— GOAL OF THE EXERCISE —
The data below needs to be returned exactly, line for line.

Records contained in a dataset
━━━

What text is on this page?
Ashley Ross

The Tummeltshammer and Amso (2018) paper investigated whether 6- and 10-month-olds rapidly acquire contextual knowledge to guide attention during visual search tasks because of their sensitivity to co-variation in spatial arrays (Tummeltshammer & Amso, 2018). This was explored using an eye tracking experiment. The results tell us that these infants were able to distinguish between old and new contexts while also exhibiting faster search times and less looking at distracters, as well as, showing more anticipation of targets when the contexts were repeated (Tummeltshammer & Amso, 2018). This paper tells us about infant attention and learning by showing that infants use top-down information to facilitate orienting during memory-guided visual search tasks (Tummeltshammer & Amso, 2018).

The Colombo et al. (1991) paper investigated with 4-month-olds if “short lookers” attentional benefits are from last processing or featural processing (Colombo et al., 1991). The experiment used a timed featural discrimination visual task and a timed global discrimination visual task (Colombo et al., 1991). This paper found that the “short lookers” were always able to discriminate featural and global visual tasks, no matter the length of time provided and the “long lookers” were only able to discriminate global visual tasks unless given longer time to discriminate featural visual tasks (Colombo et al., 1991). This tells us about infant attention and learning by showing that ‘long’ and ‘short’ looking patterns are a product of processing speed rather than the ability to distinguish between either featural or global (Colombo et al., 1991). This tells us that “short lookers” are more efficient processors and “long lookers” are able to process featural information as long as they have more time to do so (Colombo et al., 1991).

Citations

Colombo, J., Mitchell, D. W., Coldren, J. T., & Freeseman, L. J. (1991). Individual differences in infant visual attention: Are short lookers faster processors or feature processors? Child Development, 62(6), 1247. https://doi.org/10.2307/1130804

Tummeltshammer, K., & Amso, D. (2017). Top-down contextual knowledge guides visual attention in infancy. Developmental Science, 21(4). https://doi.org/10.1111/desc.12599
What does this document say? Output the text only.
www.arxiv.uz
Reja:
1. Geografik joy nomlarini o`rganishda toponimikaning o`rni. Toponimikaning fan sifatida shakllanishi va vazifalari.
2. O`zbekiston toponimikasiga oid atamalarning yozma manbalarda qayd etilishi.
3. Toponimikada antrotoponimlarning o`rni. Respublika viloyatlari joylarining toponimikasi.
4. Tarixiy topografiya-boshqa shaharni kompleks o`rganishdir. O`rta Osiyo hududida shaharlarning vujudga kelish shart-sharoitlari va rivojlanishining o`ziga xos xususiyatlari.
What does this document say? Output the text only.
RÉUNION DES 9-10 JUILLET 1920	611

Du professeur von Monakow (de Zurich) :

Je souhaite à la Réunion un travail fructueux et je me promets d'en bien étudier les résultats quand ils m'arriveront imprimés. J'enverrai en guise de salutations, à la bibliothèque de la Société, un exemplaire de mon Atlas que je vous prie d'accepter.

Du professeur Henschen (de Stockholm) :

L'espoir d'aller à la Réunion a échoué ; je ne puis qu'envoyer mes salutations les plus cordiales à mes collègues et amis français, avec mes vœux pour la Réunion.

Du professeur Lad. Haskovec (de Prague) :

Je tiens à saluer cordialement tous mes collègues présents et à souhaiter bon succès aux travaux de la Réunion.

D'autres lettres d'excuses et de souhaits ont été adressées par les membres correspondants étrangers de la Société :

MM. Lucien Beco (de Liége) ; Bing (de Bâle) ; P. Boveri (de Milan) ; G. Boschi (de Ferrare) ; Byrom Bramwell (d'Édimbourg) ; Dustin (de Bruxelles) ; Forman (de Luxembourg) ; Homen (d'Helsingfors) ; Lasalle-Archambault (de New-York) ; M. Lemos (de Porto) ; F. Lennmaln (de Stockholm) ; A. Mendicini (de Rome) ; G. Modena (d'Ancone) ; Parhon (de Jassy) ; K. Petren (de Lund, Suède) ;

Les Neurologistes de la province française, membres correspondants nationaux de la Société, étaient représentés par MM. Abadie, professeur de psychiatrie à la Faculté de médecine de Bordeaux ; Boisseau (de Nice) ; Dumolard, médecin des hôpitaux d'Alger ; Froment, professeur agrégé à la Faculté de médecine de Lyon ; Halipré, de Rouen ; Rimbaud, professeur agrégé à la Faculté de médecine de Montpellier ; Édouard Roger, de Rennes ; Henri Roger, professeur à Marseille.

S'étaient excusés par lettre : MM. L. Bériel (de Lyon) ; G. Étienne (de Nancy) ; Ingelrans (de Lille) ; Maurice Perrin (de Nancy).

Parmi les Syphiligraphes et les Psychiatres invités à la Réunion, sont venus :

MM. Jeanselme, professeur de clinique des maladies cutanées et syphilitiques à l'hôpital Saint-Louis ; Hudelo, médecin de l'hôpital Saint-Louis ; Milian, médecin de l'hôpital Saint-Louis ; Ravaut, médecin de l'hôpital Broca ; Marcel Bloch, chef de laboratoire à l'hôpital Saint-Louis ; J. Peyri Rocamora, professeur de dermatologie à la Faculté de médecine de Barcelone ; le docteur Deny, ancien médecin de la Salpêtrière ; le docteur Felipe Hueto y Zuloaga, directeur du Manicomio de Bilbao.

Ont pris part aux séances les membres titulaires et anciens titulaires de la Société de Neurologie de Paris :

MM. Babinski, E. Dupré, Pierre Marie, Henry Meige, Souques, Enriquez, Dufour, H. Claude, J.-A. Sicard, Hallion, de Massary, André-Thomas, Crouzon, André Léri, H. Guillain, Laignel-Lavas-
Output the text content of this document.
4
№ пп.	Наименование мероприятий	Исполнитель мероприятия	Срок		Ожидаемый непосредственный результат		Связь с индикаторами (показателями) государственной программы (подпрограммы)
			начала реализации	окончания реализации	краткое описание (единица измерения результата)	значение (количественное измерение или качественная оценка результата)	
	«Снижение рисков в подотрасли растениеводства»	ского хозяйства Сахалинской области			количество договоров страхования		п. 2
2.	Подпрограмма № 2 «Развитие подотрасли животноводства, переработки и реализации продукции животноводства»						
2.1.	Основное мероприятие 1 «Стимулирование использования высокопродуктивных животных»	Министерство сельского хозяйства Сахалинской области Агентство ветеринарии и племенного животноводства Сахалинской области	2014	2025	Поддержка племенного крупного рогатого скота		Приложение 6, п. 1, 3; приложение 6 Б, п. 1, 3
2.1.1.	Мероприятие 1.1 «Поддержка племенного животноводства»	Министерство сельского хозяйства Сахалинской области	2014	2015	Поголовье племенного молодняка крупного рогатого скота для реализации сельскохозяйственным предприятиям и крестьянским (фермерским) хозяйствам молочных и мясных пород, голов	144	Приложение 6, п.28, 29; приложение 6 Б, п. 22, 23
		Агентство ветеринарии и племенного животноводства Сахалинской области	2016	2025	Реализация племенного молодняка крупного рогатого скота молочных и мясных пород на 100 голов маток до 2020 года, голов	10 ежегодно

━━━

— REPLY —
What text is on this page?
Ashley Ross

The Tummeltshammer and Amso (2018) paper investigated whether 6- and 10-month-olds rapidly acquire contextual knowledge to guide attention during visual search tasks because of their sensitivity to co-variation in spatial arrays (Tummeltshammer & Amso, 2018). This was explored using an eye tracking experiment. The results tell us that these infants were able to distinguish between old and new contexts while also exhibiting faster search times and less looking at distracters, as well as, showing more anticipation of targets when the contexts were repeated (Tummeltshammer & Amso, 2018). This paper tells us about infant attention and learning by showing that infants use top-down information to facilitate orienting during memory-guided visual search tasks (Tummeltshammer & Amso, 2018).

The Colombo et al. (1991) paper investigated with 4-month-olds if “short lookers” attentional benefits are from last processing or featural processing (Colombo et al., 1991). The experiment used a timed featural discrimination visual task and a timed global discrimination visual task (Colombo et al., 1991). This paper found that the “short lookers” were always able to discriminate featural and global visual tasks, no matter the length of time provided and the “long lookers” were only able to discriminate global visual tasks unless given longer time to discriminate featural visual tasks (Colombo et al., 1991). This tells us about infant attention and learning by showing that ‘long’ and ‘short’ looking patterns are a product of processing speed rather than the ability to distinguish between either featural or global (Colombo et al., 1991). This tells us that “short lookers” are more efficient processors and “long lookers” are able to process featural information as long as they have more time to do so (Colombo et al., 1991).

Citations

Colombo, J., Mitchell, D. W., Coldren, J. T., & Freeseman, L. J. (1991). Individual differences in infant visual attention: Are short lookers faster processors or feature processors? Child Development, 62(6), 1247. https://doi.org/10.2307/1130804

Tummeltshammer, K., & Amso, D. (2017). Top-down contextual knowledge guides visual attention in infancy. Developmental Science, 21(4). https://doi.org/10.1111/desc.12599
What does this document say? Output the text only.
www.arxiv.uz
Reja:
1. Geografik joy nomlarini o`rganishda toponimikaning o`rni. Toponimikaning fan sifatida shakllanishi va vazifalari.
2. O`zbekiston toponimikasiga oid atamalarning yozma manbalarda qayd etilishi.
3. Toponimikada antrotoponimlarning o`rni. Respublika viloyatlari joylarining toponimikasi.
4. Tarixiy topografiya-boshqa shaharni kompleks o`rganishdir. O`rta Osiyo hududida shaharlarning vujudga kelish shart-sharoitlari va rivojlanishining o`ziga xos xususiyatlari.
What does this document say? Output the text only.
RÉUNION DES 9-10 JUILLET 1920	611

Du professeur von Monakow (de Zurich) :

Je souhaite à la Réunion un travail fructueux et je me promets d'en bien étudier les résultats quand ils m'arriveront imprimés. J'enverrai en guise de salutations, à la bibliothèque de la Société, un exemplaire de mon Atlas que je vous prie d'accepter.

Du professeur Henschen (de Stockholm) :

L'espoir d'aller à la Réunion a échoué ; je ne puis qu'envoyer mes salutations les plus cordiales à mes collègues et amis français, avec mes vœux pour la Réunion.

Du professeur Lad. Haskovec (de Prague) :

Je tiens à saluer cordialement tous mes collègues présents et à souhaiter bon succès aux travaux de la Réunion.

D'autres lettres d'excuses et de souhaits ont été adressées par les membres correspondants étrangers de la Société :

MM. Lucien Beco (de Liége) ; Bing (de Bâle) ; P. Boveri (de Milan) ; G. Boschi (de Ferrare) ; Byrom Bramwell (d'Édimbourg) ; Dustin (de Bruxelles) ; Forman (de Luxembourg) ; Homen (d'Helsingfors) ; Lasalle-Archambault (de New-York) ; M. Lemos (de Porto) ; F. Lennmaln (de Stockholm) ; A. Mendicini (de Rome) ; G. Modena (d'Ancone) ; Parhon (de Jassy) ; K. Petren (de Lund, Suède) ;

Les Neurologistes de la province française, membres correspondants nationaux de la Société, étaient représentés par MM. Abadie, professeur de psychiatrie à la Faculté de médecine de Bordeaux ; Boisseau (de Nice) ; Dumolard, médecin des hôpitaux d'Alger ; Froment, professeur agrégé à la Faculté de médecine de Lyon ; Halipré, de Rouen ; Rimbaud, professeur agrégé à la Faculté de médecine de Montpellier ; Édouard Roger, de Rennes ; Henri Roger, professeur à Marseille.

S'étaient excusés par lettre : MM. L. Bériel (de Lyon) ; G. Étienne (de Nancy) ; Ingelrans (de Lille) ; Maurice Perrin (de Nancy).

Parmi les Syphiligraphes et les Psychiatres invités à la Réunion, sont venus :

MM. Jeanselme, professeur de clinique des maladies cutanées et syphilitiques à l'hôpital Saint-Louis ; Hudelo, médecin de l'hôpital Saint-Louis ; Milian, médecin de l'hôpital Saint-Louis ; Ravaut, médecin de l'hôpital Broca ; Marcel Bloch, chef de laboratoire à l'hôpital Saint-Louis ; J. Peyri Rocamora, professeur de dermatologie à la Faculté de médecine de Barcelone ; le docteur Deny, ancien médecin de la Salpêtrière ; le docteur Felipe Hueto y Zuloaga, directeur du Manicomio de Bilbao.

Ont pris part aux séances les membres titulaires et anciens titulaires de la Société de Neurologie de Paris :

MM. Babinski, E. Dupré, Pierre Marie, Henry Meige, Souques, Enriquez, Dufour, H. Claude, J.-A. Sicard, Hallion, de Massary, André-Thomas, Crouzon, André Léri, H. Guillain, Laignel-Lavas-
Output the text content of this document.
4
№ пп.	Наименование мероприятий	Исполнитель мероприятия	Срок		Ожидаемый непосредственный результат		Связь с индикаторами (показателями) государственной программы (подпрограммы)
			начала реализации	окончания реализации	краткое описание (единица измерения результата)	значение (количественное измерение или качественная оценка результата)	
	«Снижение рисков в подотрасли растениеводства»	ского хозяйства Сахалинской области			количество договоров страхования		п. 2
2.	Подпрограмма № 2 «Развитие подотрасли животноводства, переработки и реализации продукции животноводства»						
2.1.	Основное мероприятие 1 «Стимулирование использования высокопродуктивных животных»	Министерство сельского хозяйства Сахалинской области Агентство ветеринарии и племенного животноводства Сахалинской области	2014	2025	Поддержка племенного крупного рогатого скота		Приложение 6, п. 1, 3; приложение 6 Б, п. 1, 3
2.1.1.	Мероприятие 1.1 «Поддержка племенного животноводства»	Министерство сельского хозяйства Сахалинской области	2014	2015	Поголовье племенного молодняка крупного рогатого скота для реализации сельскохозяйственным предприятиям и крестьянским (фермерским) хозяйствам молочных и мясных пород, голов	144	Приложение 6, п.28, 29; приложение 6 Б, п. 22, 23
		Агентство ветеринарии и племенного животноводства Сахалинской области	2016	2025	Реализация племенного молодняка крупного рогатого скота молочных и мясных пород на 100 голов маток до 2020 года, голов	10 ежегодно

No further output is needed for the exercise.